▶ _Tasks to complete_
1. Copy the passage of the WNChygepdf documentation that begins at the words "This function calls" and stops after "during the drawings.", replacing every "urn" with "container".
2. Carry the WNChygepdf documentation further, picking up right after its last sentence.

▶ _Document_
[BEGIN]
WNChygepdf

WNChygepdf returns Wallenius' non-central hypergeometric probability density function

Syntax

  • Wpdf=WNChygepdf(x,M,K,n,odds)example
  • Wpdf=WNChygepdf(x,M,K,n,odds, accuracy)example

Description

This function calls function WalleniusNCHypergeometricpdf which is a translation into MATLAB of the corresponding C++ function of Fog (2008).

The notation which is used in WNChygepdf and the order of the arguments is the one of MATLAB hyge. The notation which is used inside WalleniusNCHypergeometricpdf is the original one of Fog.

To illustrate the meaning of Wallenius and Fisher' function parameters, let's use the classical biased urn example, with $K$ red balls and $M-K$ white balls, totalling $M$ balls. $n$ balls are drawn at random from the urn without replacement. Each red ball has the weight $\omega_{1}$, and each white ball has the weight $\omega_{2}$; the probability ratio of red over white balls is then given by $odds = \omega_{1} / \omega_{2}$. Note that the odds are fixed once and for all during the drawings.
[END]
▶ _Provided data_
[BEGIN]
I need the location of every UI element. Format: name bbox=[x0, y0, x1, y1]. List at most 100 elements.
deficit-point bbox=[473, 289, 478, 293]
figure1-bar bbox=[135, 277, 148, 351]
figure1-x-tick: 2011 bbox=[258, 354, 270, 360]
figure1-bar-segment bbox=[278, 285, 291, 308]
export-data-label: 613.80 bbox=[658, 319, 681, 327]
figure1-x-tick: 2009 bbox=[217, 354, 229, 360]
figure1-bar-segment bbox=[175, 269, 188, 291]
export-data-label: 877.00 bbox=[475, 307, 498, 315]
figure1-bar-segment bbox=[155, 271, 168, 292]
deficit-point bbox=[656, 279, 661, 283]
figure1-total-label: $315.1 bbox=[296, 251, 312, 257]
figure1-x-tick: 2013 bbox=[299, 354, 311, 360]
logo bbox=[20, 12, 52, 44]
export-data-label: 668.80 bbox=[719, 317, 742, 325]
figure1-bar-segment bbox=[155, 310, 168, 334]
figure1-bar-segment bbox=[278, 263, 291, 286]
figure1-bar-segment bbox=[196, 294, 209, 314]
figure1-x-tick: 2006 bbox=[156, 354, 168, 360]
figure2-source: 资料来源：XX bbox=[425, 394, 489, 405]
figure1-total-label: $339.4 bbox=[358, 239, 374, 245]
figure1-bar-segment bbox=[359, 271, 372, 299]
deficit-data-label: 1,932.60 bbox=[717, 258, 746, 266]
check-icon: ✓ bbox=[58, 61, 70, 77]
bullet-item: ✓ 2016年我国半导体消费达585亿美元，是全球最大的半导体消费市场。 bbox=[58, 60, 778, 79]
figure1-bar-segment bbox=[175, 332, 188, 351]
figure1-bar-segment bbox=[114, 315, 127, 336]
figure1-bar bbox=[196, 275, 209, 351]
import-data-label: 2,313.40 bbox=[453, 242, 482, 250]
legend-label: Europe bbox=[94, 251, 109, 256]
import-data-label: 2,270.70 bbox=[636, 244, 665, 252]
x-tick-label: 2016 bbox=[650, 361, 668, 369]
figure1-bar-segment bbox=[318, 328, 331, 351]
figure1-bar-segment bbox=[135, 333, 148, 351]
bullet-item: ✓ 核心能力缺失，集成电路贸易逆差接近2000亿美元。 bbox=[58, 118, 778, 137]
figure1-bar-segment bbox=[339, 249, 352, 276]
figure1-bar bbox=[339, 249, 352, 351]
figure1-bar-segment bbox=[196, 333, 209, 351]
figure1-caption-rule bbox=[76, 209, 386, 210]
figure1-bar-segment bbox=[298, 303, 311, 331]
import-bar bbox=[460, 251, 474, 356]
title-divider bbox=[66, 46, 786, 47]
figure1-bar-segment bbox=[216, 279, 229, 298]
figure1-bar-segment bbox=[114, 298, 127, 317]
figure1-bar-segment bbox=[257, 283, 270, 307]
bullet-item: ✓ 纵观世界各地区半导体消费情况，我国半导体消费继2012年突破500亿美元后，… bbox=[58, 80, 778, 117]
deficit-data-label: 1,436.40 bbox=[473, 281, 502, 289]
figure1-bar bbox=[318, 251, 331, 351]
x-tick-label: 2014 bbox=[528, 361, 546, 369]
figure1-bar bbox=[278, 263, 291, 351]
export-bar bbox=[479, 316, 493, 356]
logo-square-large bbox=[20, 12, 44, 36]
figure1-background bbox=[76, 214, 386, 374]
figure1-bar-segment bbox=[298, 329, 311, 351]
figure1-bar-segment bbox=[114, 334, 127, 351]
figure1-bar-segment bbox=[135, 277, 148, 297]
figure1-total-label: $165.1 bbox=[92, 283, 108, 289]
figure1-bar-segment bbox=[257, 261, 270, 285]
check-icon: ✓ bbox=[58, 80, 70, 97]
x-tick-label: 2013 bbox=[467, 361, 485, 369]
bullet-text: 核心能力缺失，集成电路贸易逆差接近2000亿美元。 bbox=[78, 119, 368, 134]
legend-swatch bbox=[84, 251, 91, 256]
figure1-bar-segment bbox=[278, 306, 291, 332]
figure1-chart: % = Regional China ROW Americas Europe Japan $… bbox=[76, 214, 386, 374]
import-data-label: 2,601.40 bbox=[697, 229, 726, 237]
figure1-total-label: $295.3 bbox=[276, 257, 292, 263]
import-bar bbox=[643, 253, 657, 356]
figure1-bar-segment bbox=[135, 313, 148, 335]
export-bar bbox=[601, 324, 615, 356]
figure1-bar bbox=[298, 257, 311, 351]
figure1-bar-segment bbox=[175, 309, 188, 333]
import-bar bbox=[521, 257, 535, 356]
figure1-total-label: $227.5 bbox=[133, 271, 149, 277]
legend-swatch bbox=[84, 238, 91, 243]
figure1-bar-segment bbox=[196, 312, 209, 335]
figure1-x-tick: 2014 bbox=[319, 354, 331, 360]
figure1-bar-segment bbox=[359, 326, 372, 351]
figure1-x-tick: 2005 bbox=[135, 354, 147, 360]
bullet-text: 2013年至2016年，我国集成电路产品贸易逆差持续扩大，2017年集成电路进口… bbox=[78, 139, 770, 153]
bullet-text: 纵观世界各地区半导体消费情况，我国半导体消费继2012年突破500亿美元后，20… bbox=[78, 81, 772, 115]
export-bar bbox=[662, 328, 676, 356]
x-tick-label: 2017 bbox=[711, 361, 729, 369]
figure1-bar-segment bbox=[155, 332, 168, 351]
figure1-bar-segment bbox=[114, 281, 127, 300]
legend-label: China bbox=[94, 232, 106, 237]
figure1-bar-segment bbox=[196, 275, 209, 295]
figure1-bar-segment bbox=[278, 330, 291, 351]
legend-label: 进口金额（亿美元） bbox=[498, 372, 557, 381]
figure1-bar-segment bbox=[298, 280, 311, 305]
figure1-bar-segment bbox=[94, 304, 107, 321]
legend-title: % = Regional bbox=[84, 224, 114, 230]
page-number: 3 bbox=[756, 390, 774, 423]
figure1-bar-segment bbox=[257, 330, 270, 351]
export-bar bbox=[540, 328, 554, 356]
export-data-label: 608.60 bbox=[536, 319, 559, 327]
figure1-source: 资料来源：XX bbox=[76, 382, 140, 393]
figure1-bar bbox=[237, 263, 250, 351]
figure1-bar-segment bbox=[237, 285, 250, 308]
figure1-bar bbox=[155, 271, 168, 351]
[END]
▶ _Answers to the tasks_
1.
This function calls function WalleniusNCHypergeometricpdf which is a translation into MATLAB of the corresponding C++ function of Fog (2008).

The notation which is used in WNChygepdf and the order of the arguments is the one of MATLAB hyge. The notation which is used inside WalleniusNCHypergeometricpdf is the original one of Fog.

To illustrate the meaning of Wallenius and Fisher' function parameters, let's use the classical biased container example, with $K$ red balls and $M-K$ white balls, totalling $M$ balls. $n$ balls are drawn at random from the container without replacement. Each red ball has the weight $\omega_{1}$, and each white ball has the weight $\omega_{2}$; the probability ratio of red over white balls is then given by $odds = \omega_{1} / \omega_{2}$. Note that the odds are fixed once and for all during the drawings.

2.
If the balls are taken one by one, the probability (say $p_1$) that the first ball picked is red is equal to the weight fraction of red balls:

\[ p_1= \frac{K w_1}{K w_1 + (M-K) w_2} \]

In the Wallenius distribution the probability that the second ball picked is red depends on whether the first ball was red or white. If the first ball was red then the above formula is used with $K$ reduced by one. If the first ball was not red then the above formula is used with $M-K$ reduced by one. The number of red balls that we get in this experiment is a random variable with Wallenius' noncentral hypergeometric distribution.

The important fact that distinguishes Wallenius' distribution is that there is competition between the balls. The probability that a particular ball is taken in a particular draw depends not only on its own weight, but also on the total weight of the competing balls that remain in the urn at that moment. And the weight of the competing balls depends on the outcomes of all preceding draws. In the Fisher model, the fates of the balls are independent and there is no dependence between draws. One may as well take all $n$ balls at the same time. Each ball has no "knowledge" of what happens to the other balls.

More formally, if the total number $n$ of balls taken is known then the conditional distribution of the number of taken red balls for given $n$ is Fisher's noncentral hypergeometric distribution.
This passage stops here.